[Stored entries]
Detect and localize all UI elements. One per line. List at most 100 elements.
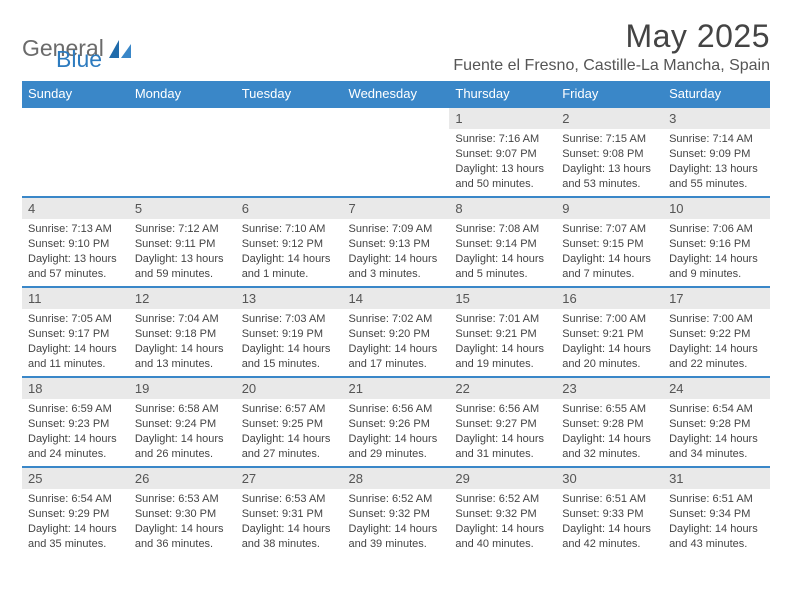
daylight-text: and 22 minutes. [669, 357, 764, 372]
daylight-text: and 24 minutes. [28, 447, 123, 462]
header-row: GeneralBlue May 2025 Fuente el Fresno, C… [22, 18, 770, 75]
calendar-week-row: 18Sunrise: 6:59 AMSunset: 9:23 PMDayligh… [22, 377, 770, 467]
daylight-text: Daylight: 14 hours [135, 432, 230, 447]
day-number: 31 [663, 468, 770, 489]
day-body: Sunrise: 7:00 AMSunset: 9:21 PMDaylight:… [556, 309, 663, 375]
sunrise-text: Sunrise: 6:56 AM [349, 402, 444, 417]
sunset-text: Sunset: 9:28 PM [562, 417, 657, 432]
daylight-text: and 7 minutes. [562, 267, 657, 282]
sunset-text: Sunset: 9:34 PM [669, 507, 764, 522]
logo-sail-icon [107, 38, 133, 60]
daylight-text: Daylight: 13 hours [562, 162, 657, 177]
day-number: 20 [236, 378, 343, 399]
daylight-text: Daylight: 14 hours [28, 522, 123, 537]
sunrise-text: Sunrise: 7:01 AM [455, 312, 550, 327]
sunset-text: Sunset: 9:15 PM [562, 237, 657, 252]
sunset-text: Sunset: 9:26 PM [349, 417, 444, 432]
weekday-row: SundayMondayTuesdayWednesdayThursdayFrid… [22, 81, 770, 107]
weekday-header: Monday [129, 81, 236, 107]
sunset-text: Sunset: 9:30 PM [135, 507, 230, 522]
calendar-empty-cell [236, 107, 343, 197]
sunset-text: Sunset: 9:31 PM [242, 507, 337, 522]
weekday-header: Sunday [22, 81, 129, 107]
calendar-day-cell: 6Sunrise: 7:10 AMSunset: 9:12 PMDaylight… [236, 197, 343, 287]
day-body: Sunrise: 6:54 AMSunset: 9:28 PMDaylight:… [663, 399, 770, 465]
daylight-text: and 36 minutes. [135, 537, 230, 552]
day-number: 30 [556, 468, 663, 489]
sunset-text: Sunset: 9:24 PM [135, 417, 230, 432]
daylight-text: and 38 minutes. [242, 537, 337, 552]
daylight-text: and 20 minutes. [562, 357, 657, 372]
daylight-text: Daylight: 14 hours [562, 522, 657, 537]
day-body: Sunrise: 7:14 AMSunset: 9:09 PMDaylight:… [663, 129, 770, 195]
calendar-day-cell: 10Sunrise: 7:06 AMSunset: 9:16 PMDayligh… [663, 197, 770, 287]
day-number: 25 [22, 468, 129, 489]
location-text: Fuente el Fresno, Castille-La Mancha, Sp… [453, 57, 770, 75]
daylight-text: and 40 minutes. [455, 537, 550, 552]
day-body: Sunrise: 7:16 AMSunset: 9:07 PMDaylight:… [449, 129, 556, 195]
day-number: 23 [556, 378, 663, 399]
day-number: 17 [663, 288, 770, 309]
calendar-week-row: 4Sunrise: 7:13 AMSunset: 9:10 PMDaylight… [22, 197, 770, 287]
day-body: Sunrise: 6:51 AMSunset: 9:33 PMDaylight:… [556, 489, 663, 555]
sunrise-text: Sunrise: 7:15 AM [562, 132, 657, 147]
daylight-text: and 35 minutes. [28, 537, 123, 552]
sunset-text: Sunset: 9:20 PM [349, 327, 444, 342]
daylight-text: Daylight: 14 hours [669, 342, 764, 357]
sunrise-text: Sunrise: 7:12 AM [135, 222, 230, 237]
sunrise-text: Sunrise: 7:00 AM [562, 312, 657, 327]
day-body: Sunrise: 7:04 AMSunset: 9:18 PMDaylight:… [129, 309, 236, 375]
sunset-text: Sunset: 9:22 PM [669, 327, 764, 342]
daylight-text: Daylight: 14 hours [562, 342, 657, 357]
calendar-day-cell: 13Sunrise: 7:03 AMSunset: 9:19 PMDayligh… [236, 287, 343, 377]
day-body: Sunrise: 7:08 AMSunset: 9:14 PMDaylight:… [449, 219, 556, 285]
calendar-day-cell: 21Sunrise: 6:56 AMSunset: 9:26 PMDayligh… [343, 377, 450, 467]
month-title: May 2025 [453, 18, 770, 55]
day-body: Sunrise: 6:59 AMSunset: 9:23 PMDaylight:… [22, 399, 129, 465]
daylight-text: and 17 minutes. [349, 357, 444, 372]
sunrise-text: Sunrise: 7:08 AM [455, 222, 550, 237]
day-number: 19 [129, 378, 236, 399]
daylight-text: and 32 minutes. [562, 447, 657, 462]
daylight-text: and 13 minutes. [135, 357, 230, 372]
sunset-text: Sunset: 9:27 PM [455, 417, 550, 432]
day-body: Sunrise: 6:53 AMSunset: 9:30 PMDaylight:… [129, 489, 236, 555]
daylight-text: Daylight: 14 hours [455, 432, 550, 447]
day-body: Sunrise: 6:56 AMSunset: 9:27 PMDaylight:… [449, 399, 556, 465]
calendar-day-cell: 17Sunrise: 7:00 AMSunset: 9:22 PMDayligh… [663, 287, 770, 377]
daylight-text: and 42 minutes. [562, 537, 657, 552]
weekday-header: Wednesday [343, 81, 450, 107]
day-body: Sunrise: 7:02 AMSunset: 9:20 PMDaylight:… [343, 309, 450, 375]
calendar-day-cell: 8Sunrise: 7:08 AMSunset: 9:14 PMDaylight… [449, 197, 556, 287]
daylight-text: Daylight: 14 hours [455, 342, 550, 357]
sunrise-text: Sunrise: 6:54 AM [669, 402, 764, 417]
daylight-text: Daylight: 14 hours [669, 432, 764, 447]
daylight-text: and 19 minutes. [455, 357, 550, 372]
sunrise-text: Sunrise: 7:09 AM [349, 222, 444, 237]
calendar-empty-cell [22, 107, 129, 197]
weekday-header: Saturday [663, 81, 770, 107]
daylight-text: and 1 minute. [242, 267, 337, 282]
daylight-text: and 5 minutes. [455, 267, 550, 282]
sunrise-text: Sunrise: 6:59 AM [28, 402, 123, 417]
sunrise-text: Sunrise: 7:06 AM [669, 222, 764, 237]
day-body: Sunrise: 7:13 AMSunset: 9:10 PMDaylight:… [22, 219, 129, 285]
day-number: 4 [22, 198, 129, 219]
calendar-empty-cell [343, 107, 450, 197]
sunset-text: Sunset: 9:18 PM [135, 327, 230, 342]
sunset-text: Sunset: 9:11 PM [135, 237, 230, 252]
calendar-week-row: 11Sunrise: 7:05 AMSunset: 9:17 PMDayligh… [22, 287, 770, 377]
daylight-text: Daylight: 14 hours [28, 342, 123, 357]
day-number: 3 [663, 108, 770, 129]
sunrise-text: Sunrise: 7:10 AM [242, 222, 337, 237]
sunset-text: Sunset: 9:19 PM [242, 327, 337, 342]
sunrise-text: Sunrise: 6:52 AM [455, 492, 550, 507]
day-body: Sunrise: 6:55 AMSunset: 9:28 PMDaylight:… [556, 399, 663, 465]
sunset-text: Sunset: 9:16 PM [669, 237, 764, 252]
daylight-text: Daylight: 14 hours [349, 522, 444, 537]
sunset-text: Sunset: 9:09 PM [669, 147, 764, 162]
day-number: 14 [343, 288, 450, 309]
daylight-text: and 57 minutes. [28, 267, 123, 282]
weekday-header: Friday [556, 81, 663, 107]
sunrise-text: Sunrise: 6:57 AM [242, 402, 337, 417]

▶ WHAT YOU ARE ASKED TO DO:
Update the entries beginning with the line containing "daylight-text: and 22" and continuing through the line containing "sunrise-text: Sunrise: 6:56" by replacing "minutes" with "min". Return only those lines, with everything else left unchanged.

▶ IN RESPONSE:
daylight-text: and 22 min. [669, 357, 764, 372]
daylight-text: and 24 min. [28, 447, 123, 462]
header-row: GeneralBlue May 2025 Fuente el Fresno, C… [22, 18, 770, 75]
calendar-week-row: 18Sunrise: 6:59 AMSunset: 9:23 PMDayligh… [22, 377, 770, 467]
daylight-text: Daylight: 14 hours [135, 432, 230, 447]
day-number: 31 [663, 468, 770, 489]
day-body: Sunrise: 7:00 AMSunset: 9:21 PMDaylight:… [556, 309, 663, 375]
sunrise-text: Sunrise: 6:56 AM [349, 402, 444, 417]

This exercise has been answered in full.